**EXERCISE TASK**:
Reproduce all lines of the listing below in which the word "domů" occurs.

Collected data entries
* Begin *

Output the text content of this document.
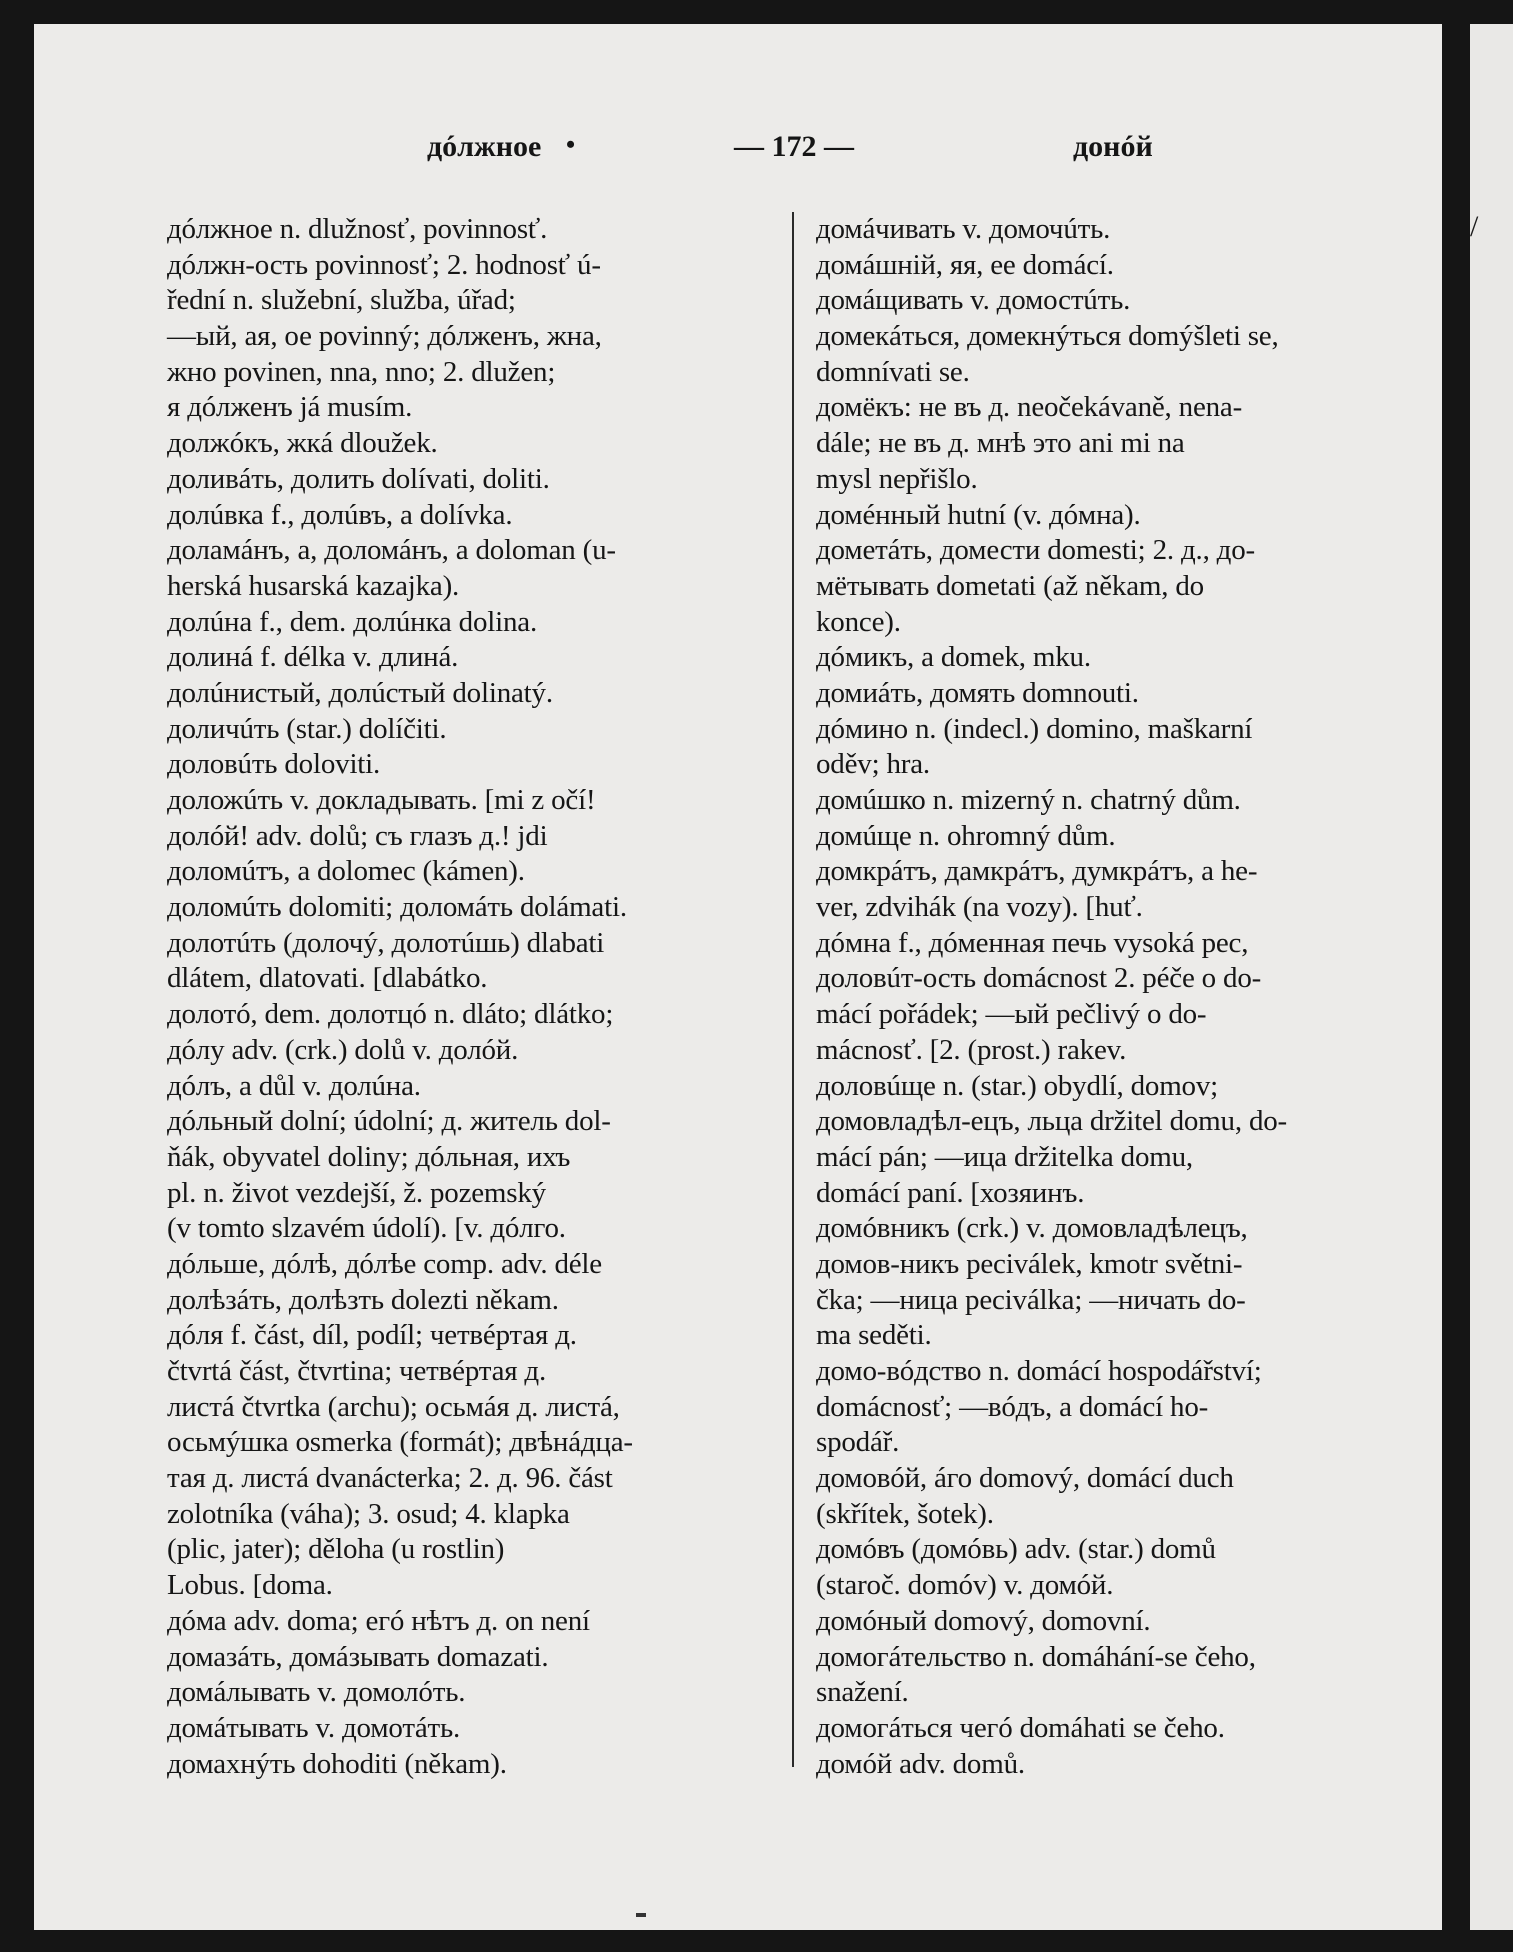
/
дóлжное •	— 172 —	донóй
дóлжное n. dlužnosť, povinnosť.
дóлжн-ость povinnosť; 2. hodnosť ú-
řední n. služební, služba, úřad;
—ый, ая, ое povinný; дóлженъ, жна,
жно povinen, nna, nno; 2. dlužen;
я дóлженъ já musím.
должóкъ, жкá dloužek.
доливáть, долить dolívati, doliti.
долúвка f., долúвъ, a dolívka.
доламáнъ, а, доломáнъ, a doloman (u-
herská husarská kazajka).
долúна f., dem. долúнка dolina.
долинá f. délka v. длинá.
долúнистый, долúстый dolinatý.
доличúть (star.) dolíčiti.
доловúть doloviti.
доложúть v. докладывать. [mi z očí!
долóй! adv. dolů; съ глазъ д.! jdi
доломúтъ, a dolomec (kámen).
доломúть dolomiti; доломáть dolámati.
долотúть (долочý, долотúшь) dlabati
dlátem, dlatovati. [dlabátko.
долотó, dem. долотцó n. dláto; dlátko;
дóлу adv. (crk.) dolů v. долóй.
дóлъ, a důl v. долúна.
дóльный dolní; údolní; д. житель dol-
ňák, obyvatel doliny; дóльная, ихъ
pl. n. život vezdejší, ž. pozemský
(v tomto slzavém údolí). [v. дóлго.
дóльше, дóлѣ, дóлѣе comp. adv. déle
долѣзáть, долѣзть dolezti někam.
дóля f. část, díl, podíl; четвéртая д.
čtvrtá část, čtvrtina; четвéртая д.
листá čtvrtka (archu); осьмáя д. листá,
осьмýшка osmerka (formát); двѣнáдца-
тая д. листá dvanácterka; 2. д. 96. část
zolotníka (váha); 3. osud; 4. klapka
(plic, jater); děloha (u rostlin)
Lobus. [doma.
дóма adv. doma; егó нѣтъ д. on není
домазáть, домáзывать domazati.
домáлывать v. домолóть.
домáтывать v. домотáть.
домахнýть dohoditi (někam).
домáчивать v. домочúть.
домáшній, яя, ее domácí.
домáщивать v. домостúть.
домекáться, домекнýться domýšleti se,
domnívati se.
домёкъ: не въ д. neočekávaně, nena-
dále; не въ д. мнѣ это ani mi na
mysl nepřišlo.
домéнный hutní (v. дóмна).
дометáть, домести domesti; 2. д., до-
мётывать dometati (až někam, do
konce).
дóмикъ, a domek, mku.
домиáть, домять domnouti.
дóмино n. (indecl.) domino, maškarní
oděv; hra.
домúшко n. mizerný n. chatrný dům.
домúще n. ohromný dům.
домкрáтъ, дамкрáтъ, думкрáтъ, a he-
ver, zdvihák (na vozy). [huť.
дóмна f., дóменная печь vysoká pec,
доловúт-ость domácnost 2. péče o do-
mácí pořádek; —ый pečlivý o do-
mácnosť. [2. (prost.) rakev.
доловúще n. (star.) obydlí, domov;
домовладѣл-ецъ, льца držitel domu, do-
mácí pán; —ица držitelka domu,
domácí paní. [хозяинъ.
домóвникъ (crk.) v. домовладѣлецъ,
домов-никъ peciválek, kmotr světni-
čka; —ница peciválka; —ничать do-
ma seděti.
домо-вóдство n. domácí hospodářství;
domácnosť; —вóдъ, a domácí ho-
spodář.
домовóй, áго domový, domácí duch
(skřítek, šotek).
домóвъ (домóвь) adv. (star.) domů
(staroč. domóv) v. домóй.
домóный domový, domovní.
домогáтельство n. domáhání-se čeho,
snažení.
домогáться чегó domáhati se čeho.
домóй adv. domů.
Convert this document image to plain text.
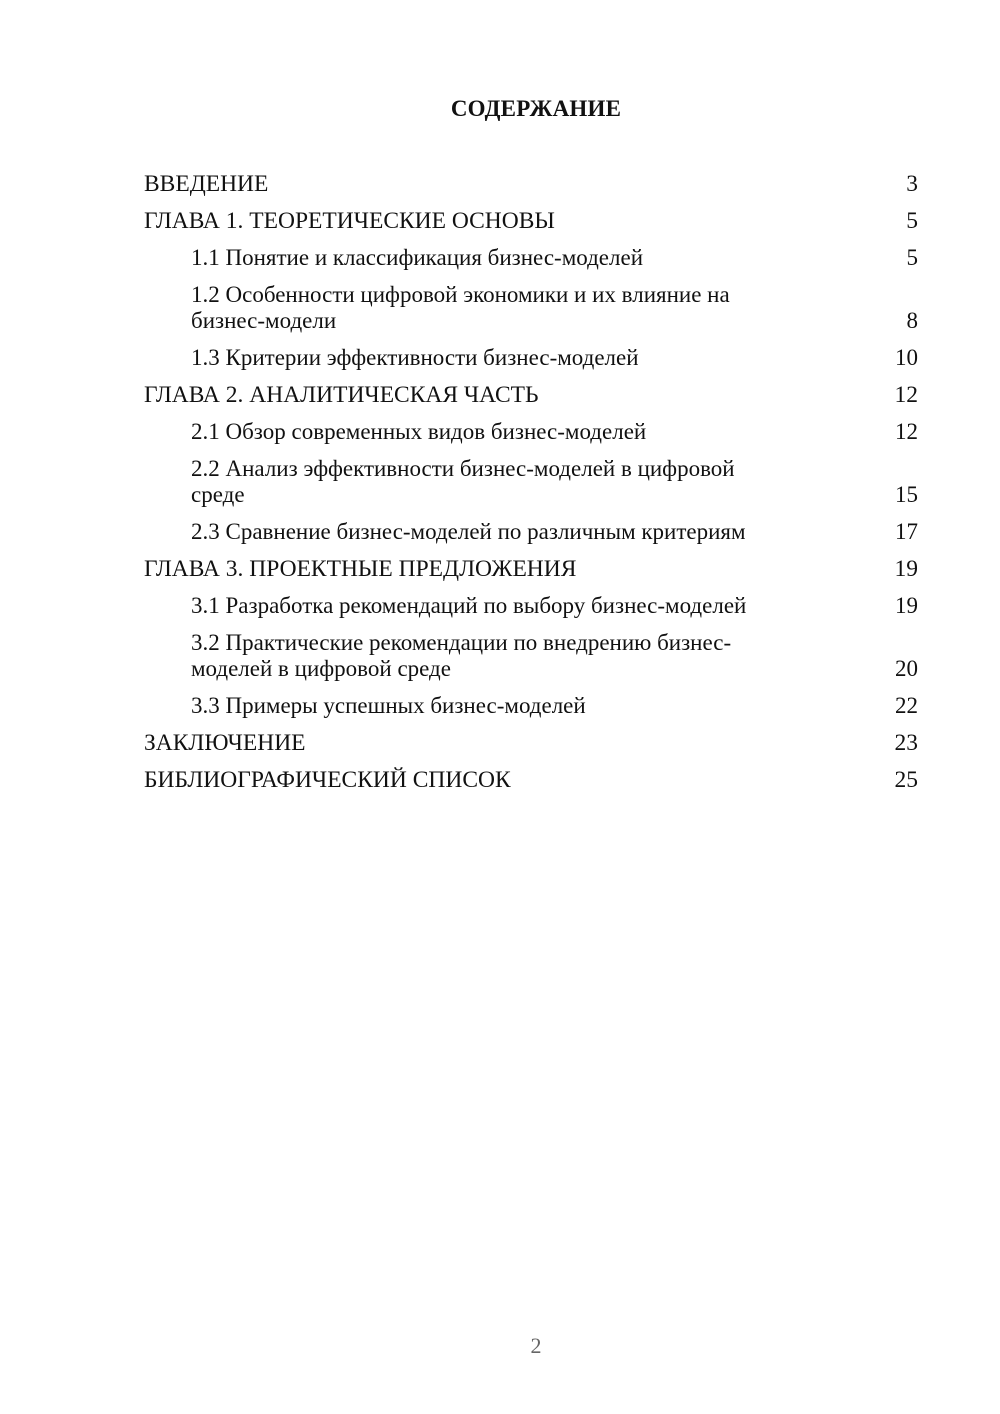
СОДЕРЖАНИЕ
ВВЕДЕНИЕ	3
ГЛАВА 1. ТЕОРЕТИЧЕСКИЕ ОСНОВЫ	5
1.1 Понятие и классификация бизнес-моделей	5
1.2 Особенности цифровой экономики и их влияние на бизнес-модели	8
1.3 Критерии эффективности бизнес-моделей	10
ГЛАВА 2. АНАЛИТИЧЕСКАЯ ЧАСТЬ	12
2.1 Обзор современных видов бизнес-моделей	12
2.2 Анализ эффективности бизнес-моделей в цифровой среде	15
2.3 Сравнение бизнес-моделей по различным критериям	17
ГЛАВА 3. ПРОЕКТНЫЕ ПРЕДЛОЖЕНИЯ	19
3.1 Разработка рекомендаций по выбору бизнес-моделей	19
3.2 Практические рекомендации по внедрению бизнес-моделей в цифровой среде	20
3.3 Примеры успешных бизнес-моделей	22
ЗАКЛЮЧЕНИЕ	23
БИБЛИОГРАФИЧЕСКИЙ СПИСОК	25
2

* End *

**TASK ANSWER**:
домóвъ (домóвь) adv. (star.) domů
домóй adv. domů.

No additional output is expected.